• _Problem requirements_
Each line that holds the word "цвета" is to be identified and copied.

• _Exercise data_

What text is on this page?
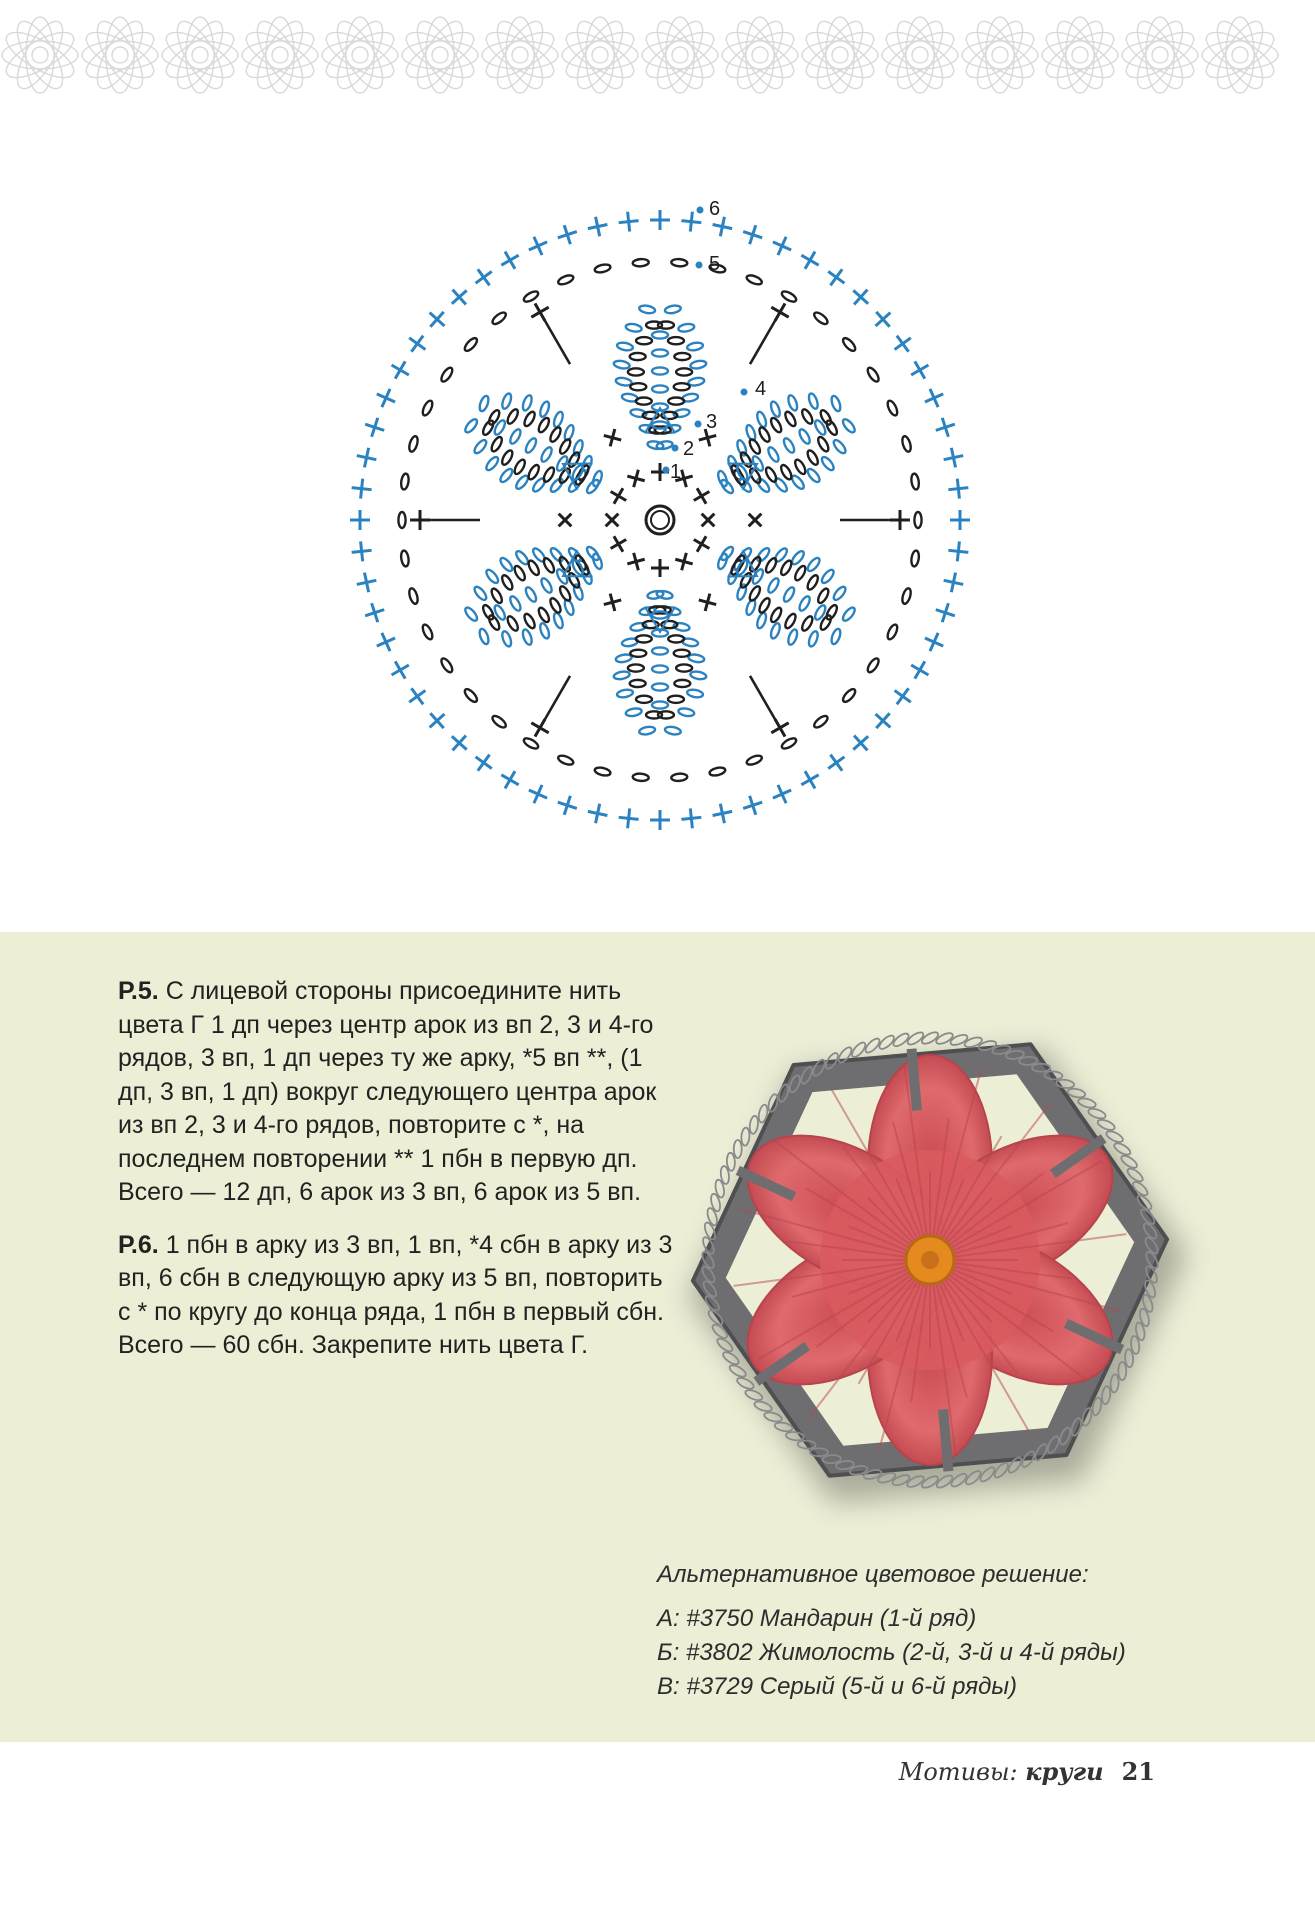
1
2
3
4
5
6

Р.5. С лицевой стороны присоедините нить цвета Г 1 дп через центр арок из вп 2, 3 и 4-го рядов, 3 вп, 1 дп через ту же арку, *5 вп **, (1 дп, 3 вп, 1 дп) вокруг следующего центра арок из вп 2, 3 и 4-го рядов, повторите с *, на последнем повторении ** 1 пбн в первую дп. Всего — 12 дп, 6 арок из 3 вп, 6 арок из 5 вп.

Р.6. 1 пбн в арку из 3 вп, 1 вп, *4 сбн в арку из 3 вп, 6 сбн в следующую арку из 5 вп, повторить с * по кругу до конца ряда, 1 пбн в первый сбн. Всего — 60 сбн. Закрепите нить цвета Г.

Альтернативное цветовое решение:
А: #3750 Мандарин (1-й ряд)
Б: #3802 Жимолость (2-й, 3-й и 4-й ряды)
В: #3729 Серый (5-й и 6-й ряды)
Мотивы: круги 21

• _Solution_
Р.5. С лицевой стороны присоедините нить цвета Г 1 дп через центр арок из вп 2, 3 и 4-го рядов, 3 вп, 1 дп через ту же арку, *5 вп **, (1 дп, 3 вп, 1 дп) вокруг следующего центра арок из вп 2, 3 и 4-го рядов, повторите с *, на последнем повторении ** 1 пбн в первую дп. Всего — 12 дп, 6 арок из 3 вп, 6 арок из 5 вп.
Р.6. 1 пбн в арку из 3 вп, 1 вп, *4 сбн в арку из 3 вп, 6 сбн в следующую арку из 5 вп, повторить с * по кругу до конца ряда, 1 пбн в первый сбн. Всего — 60 сбн. Закрепите нить цвета Г.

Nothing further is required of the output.